▶ _WHAT IS EXPECTED_: Would you transcribe the whole listing exactly, minus its pictures?

(Dataset records)
** Start **
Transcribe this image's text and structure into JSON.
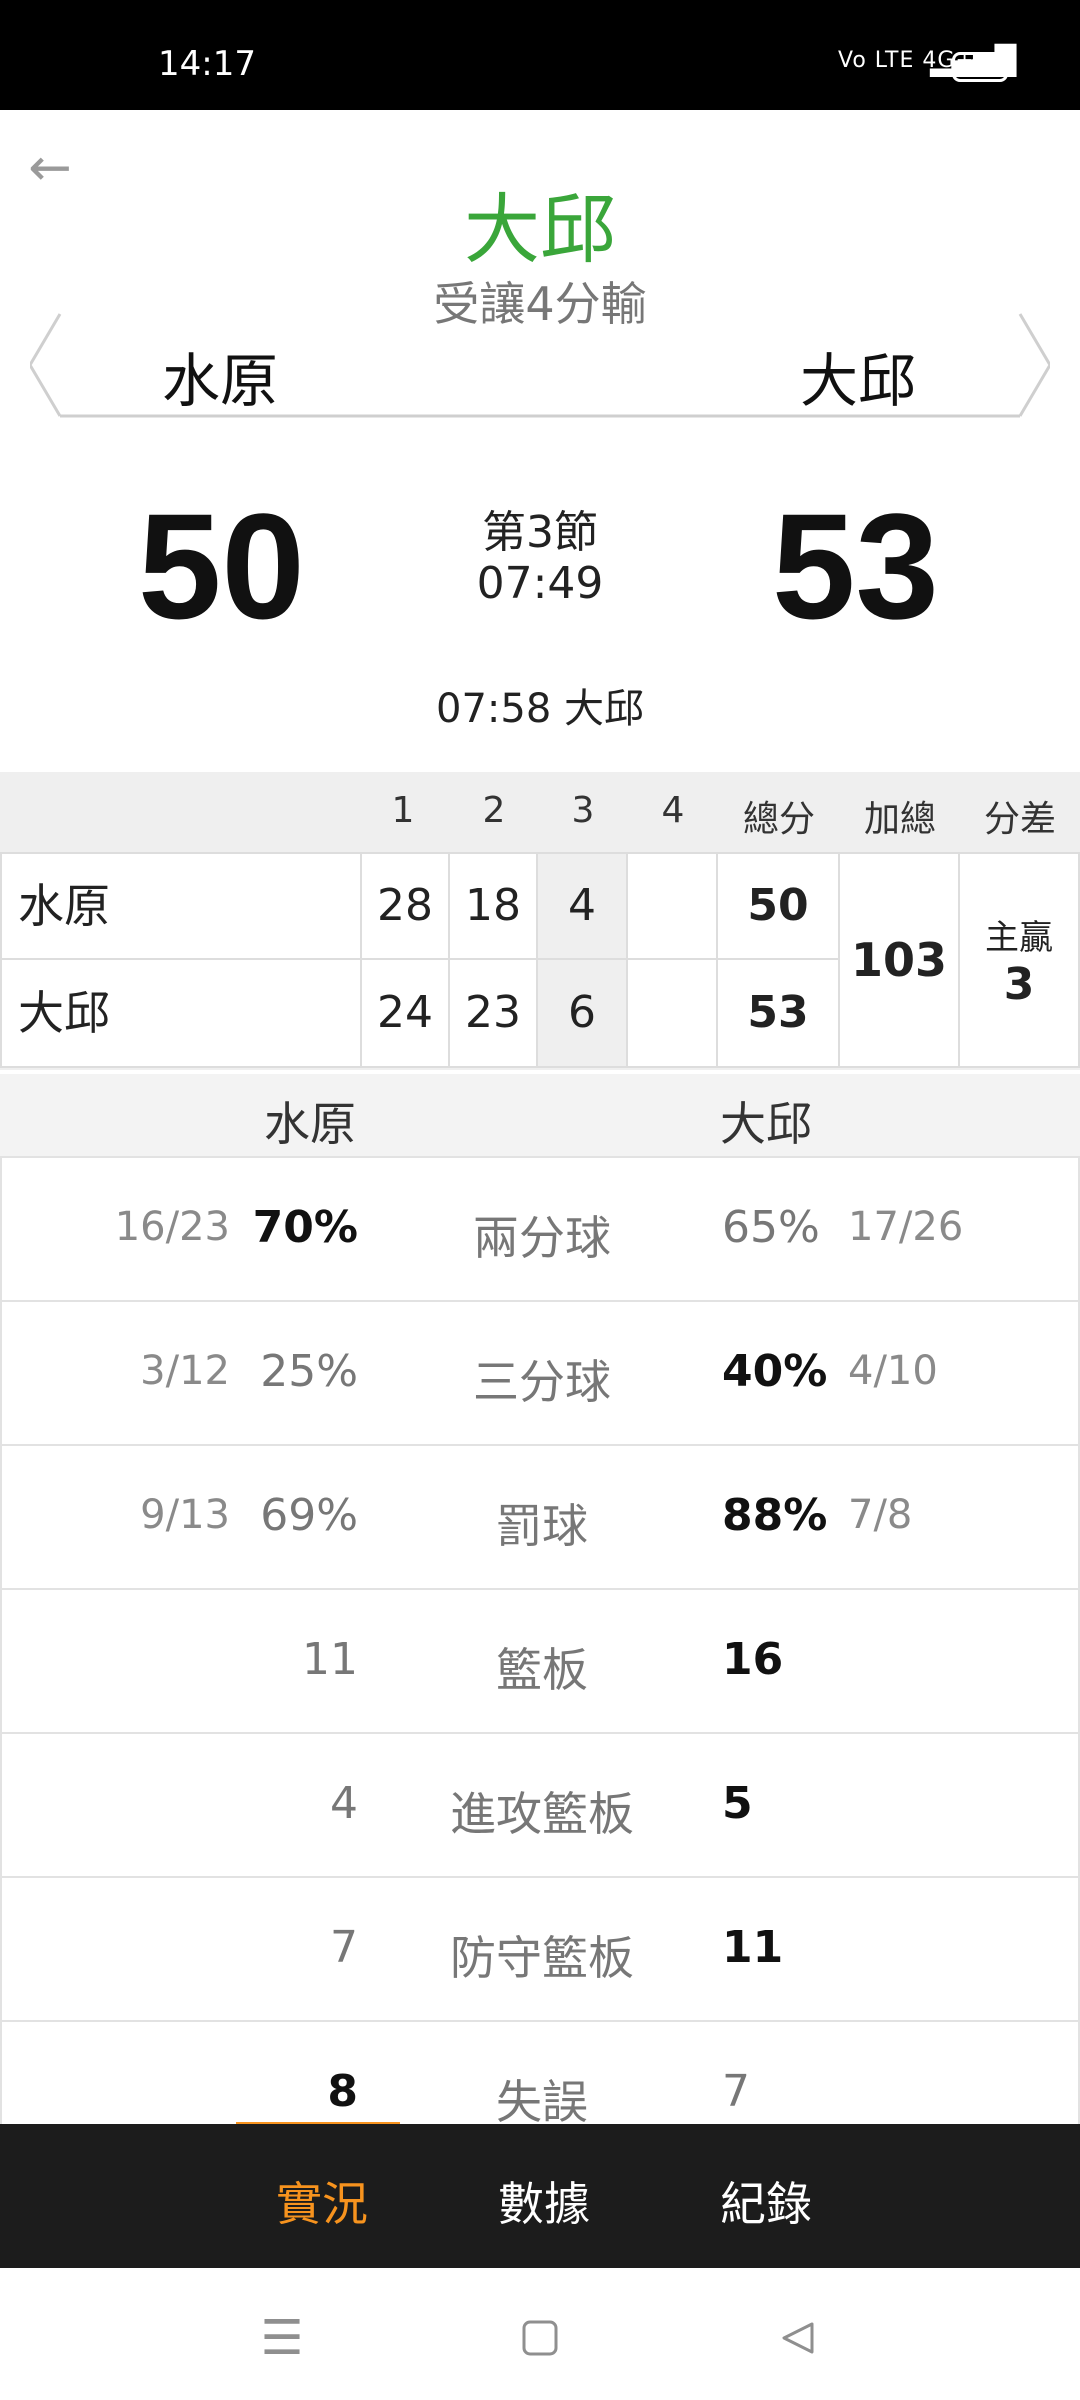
{
  "status_bar": {
    "time": "14:17",
    "network": "Vo LTE 4G+",
    "battery": "81"
  },
  "header": {
    "winner": "大邱",
    "handicap_result": "受讓4分輸",
    "home_team": "水原",
    "away_team": "大邱",
    "home_score": "50",
    "away_score": "53",
    "period": "第3節",
    "clock": "07:49",
    "last_score": "07:58 大邱"
  },
  "quarter_table": {
    "headers": [
      "1",
      "2",
      "3",
      "4",
      "總分",
      "加總",
      "分差"
    ],
    "rows": [
      {
        "team": "水原",
        "q1": "28",
        "q2": "18",
        "q3": "4",
        "q4": "",
        "total": "50"
      },
      {
        "team": "大邱",
        "q1": "24",
        "q2": "23",
        "q3": "6",
        "q4": "",
        "total": "53"
      }
    ],
    "sum_total": "103",
    "diff_label": "主贏",
    "diff_value": "3"
  },
  "stats_header": {
    "home": "水原",
    "away": "大邱"
  },
  "stats": [
    {
      "label": "兩分球",
      "home_frac": "16/23",
      "home_val": "70%",
      "away_val": "65%",
      "away_frac": "17/26"
    },
    {
      "label": "三分球",
      "home_frac": "3/12",
      "home_val": "25%",
      "away_val": "40%",
      "away_frac": "4/10"
    },
    {
      "label": "罰球",
      "home_frac": "9/13",
      "home_val": "69%",
      "away_val": "88%",
      "away_frac": "7/8"
    },
    {
      "label": "籃板",
      "home_frac": "",
      "home_val": "11",
      "away_val": "16",
      "away_frac": ""
    },
    {
      "label": "進攻籃板",
      "home_frac": "",
      "home_val": "4",
      "away_val": "5",
      "away_frac": ""
    },
    {
      "label": "防守籃板",
      "home_frac": "",
      "home_val": "7",
      "away_val": "11",
      "away_frac": ""
    },
    {
      "label": "失誤",
      "home_frac": "",
      "home_val": "8",
      "away_val": "7",
      "away_frac": ""
    }
  ],
  "tabs": [
    "實況",
    "數據",
    "紀錄"
  ],
  "colors": {
    "accent": "#f7931e",
    "winner_green": "#3aa63a",
    "tabbar_bg": "#1c1c1c"
  },
  "icons": {
    "back": "arrow-left-icon",
    "nav_menu": "menu-icon",
    "nav_home": "square-icon",
    "nav_back": "triangle-back-icon"
  }
}
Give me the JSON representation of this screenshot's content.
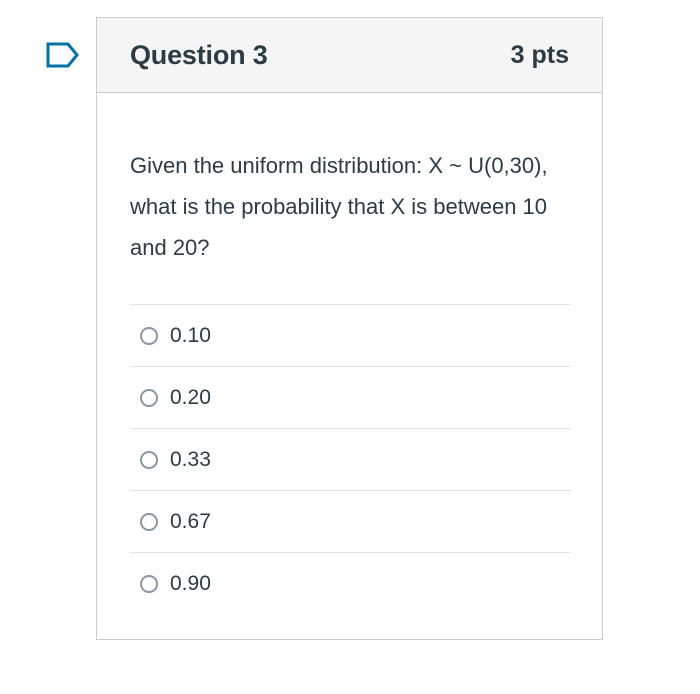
{
  "question": {
    "title": "Question 3",
    "points": "3 pts",
    "text": "Given the uniform distribution: X ~ U(0,30), what is the probability that X is between 10 and 20?",
    "answers": [
      {
        "label": "0.10"
      },
      {
        "label": "0.20"
      },
      {
        "label": "0.33"
      },
      {
        "label": "0.67"
      },
      {
        "label": "0.90"
      }
    ]
  },
  "colors": {
    "flag": "#0770a3",
    "text": "#2d3b45",
    "header_bg": "#f5f5f5",
    "border": "#c7cdd1"
  },
  "icons": {
    "flag": "flag-question-icon",
    "radio": "radio-unchecked-icon"
  }
}
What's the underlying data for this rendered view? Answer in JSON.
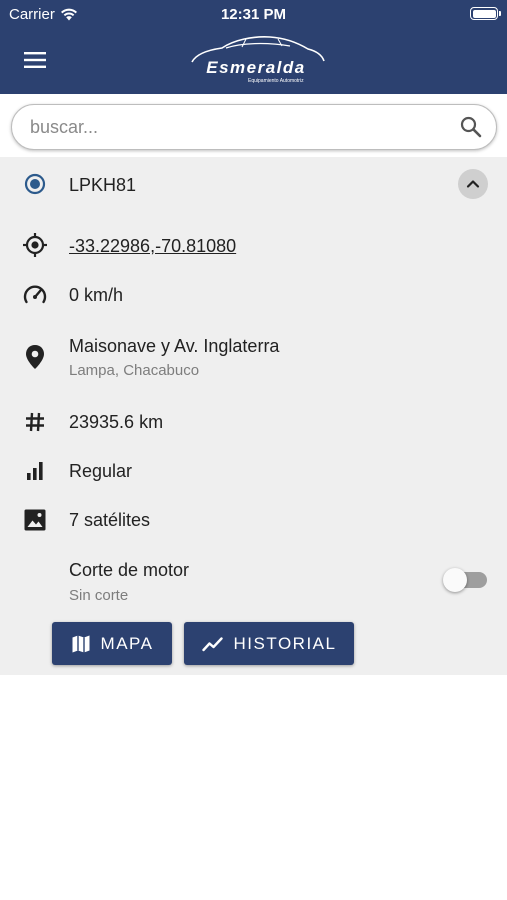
{
  "status_bar": {
    "carrier": "Carrier",
    "time": "12:31 PM"
  },
  "header": {
    "logo_text": "Esmeralda",
    "logo_subtitle": "Equipamiento Automotriz",
    "menu_icon": "hamburger-menu-icon"
  },
  "search": {
    "placeholder": "buscar...",
    "value": "",
    "icon": "search-icon"
  },
  "vehicle": {
    "plate": "LPKH81",
    "coordinates": "-33.22986,-70.81080",
    "speed": "0 km/h",
    "address": "Maisonave y Av. Inglaterra",
    "locality": "Lampa, Chacabuco",
    "odometer": "23935.6 km",
    "signal": "Regular",
    "satellites": "7 satélites",
    "engine_cut_label": "Corte de motor",
    "engine_cut_status": "Sin corte",
    "engine_cut_enabled": false
  },
  "actions": {
    "map_label": "MAPA",
    "history_label": "HISTORIAL"
  },
  "colors": {
    "primary": "#2c4170",
    "panel_bg": "#efefef",
    "link": "#1a1adb",
    "muted": "#7d7d7d"
  }
}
** End **
▶ _TASK RESULT_:
Transcribe this image's text and structure into JSON.
{
  "status_bar": {
    "time": "14:17",
    "network": "Vo LTE 4G+",
    "battery": "81"
  },
  "header": {
    "winner": "大邱",
    "handicap_result": "受讓4分輸",
    "home_team": "水原",
    "away_team": "大邱",
    "home_score": "50",
    "away_score": "53",
    "period": "第3節",
    "clock": "07:49",
    "last_score": "07:58 大邱"
  },
  "quarter_table": {
    "headers": [
      "1",
      "2",
      "3",
      "4",
      "總分",
      "加總",
      "分差"
    ],
    "rows": [
      {
        "team": "水原",
        "q1": "28",
        "q2": "18",
        "q3": "4",
        "q4": "",
        "total": "50"
      },
      {
        "team": "大邱",
        "q1": "24",
        "q2": "23",
        "q3": "6",
        "q4": "",
        "total": "53"
      }
    ],
    "sum_total": "103",
    "diff_label": "主贏",
    "diff_value": "3"
  },
  "stats_header": {
    "home": "水原",
    "away": "大邱"
  },
  "stats": [
    {
      "label": "兩分球",
      "home_frac": "16/23",
      "home_val": "70%",
      "away_val": "65%",
      "away_frac": "17/26"
    },
    {
      "label": "三分球",
      "home_frac": "3/12",
      "home_val": "25%",
      "away_val": "40%",
      "away_frac": "4/10"
    },
    {
      "label": "罰球",
      "home_frac": "9/13",
      "home_val": "69%",
      "away_val": "88%",
      "away_frac": "7/8"
    },
    {
      "label": "籃板",
      "home_frac": "",
      "home_val": "11",
      "away_val": "16",
      "away_frac": ""
    },
    {
      "label": "進攻籃板",
      "home_frac": "",
      "home_val": "4",
      "away_val": "5",
      "away_frac": ""
    },
    {
      "label": "防守籃板",
      "home_frac": "",
      "home_val": "7",
      "away_val": "11",
      "away_frac": ""
    },
    {
      "label": "失誤",
      "home_frac": "",
      "home_val": "8",
      "away_val": "7",
      "away_frac": ""
    }
  ],
  "tabs": [
    "實況",
    "數據",
    "紀錄"
  ],
  "colors": {
    "accent": "#f7931e",
    "winner_green": "#3aa63a",
    "tabbar_bg": "#1c1c1c"
  },
  "icons": {
    "back": "arrow-left-icon",
    "nav_menu": "menu-icon",
    "nav_home": "square-icon",
    "nav_back": "triangle-back-icon"
  }
}
Give me the JSON representation of this screenshot's content.
{
  "question": {
    "title": "Question 3",
    "points": "3 pts",
    "text": "Given the uniform distribution: X ~ U(0,30), what is the probability that X is between 10 and 20?",
    "answers": [
      {
        "label": "0.10"
      },
      {
        "label": "0.20"
      },
      {
        "label": "0.33"
      },
      {
        "label": "0.67"
      },
      {
        "label": "0.90"
      }
    ]
  },
  "colors": {
    "flag": "#0770a3",
    "text": "#2d3b45",
    "header_bg": "#f5f5f5",
    "border": "#c7cdd1"
  },
  "icons": {
    "flag": "flag-question-icon",
    "radio": "radio-unchecked-icon"
  }
}
What's the underlying data for this rendered view? Answer in JSON.
{
  "status_bar": {
    "carrier": "Carrier",
    "time": "12:31 PM"
  },
  "header": {
    "logo_text": "Esmeralda",
    "logo_subtitle": "Equipamiento Automotriz",
    "menu_icon": "hamburger-menu-icon"
  },
  "search": {
    "placeholder": "buscar...",
    "value": "",
    "icon": "search-icon"
  },
  "vehicle": {
    "plate": "LPKH81",
    "coordinates": "-33.22986,-70.81080",
    "speed": "0 km/h",
    "address": "Maisonave y Av. Inglaterra",
    "locality": "Lampa, Chacabuco",
    "odometer": "23935.6 km",
    "signal": "Regular",
    "satellites": "7 satélites",
    "engine_cut_label": "Corte de motor",
    "engine_cut_status": "Sin corte",
    "engine_cut_enabled": false
  },
  "actions": {
    "map_label": "MAPA",
    "history_label": "HISTORIAL"
  },
  "colors": {
    "primary": "#2c4170",
    "panel_bg": "#efefef",
    "link": "#1a1adb",
    "muted": "#7d7d7d"
  }
}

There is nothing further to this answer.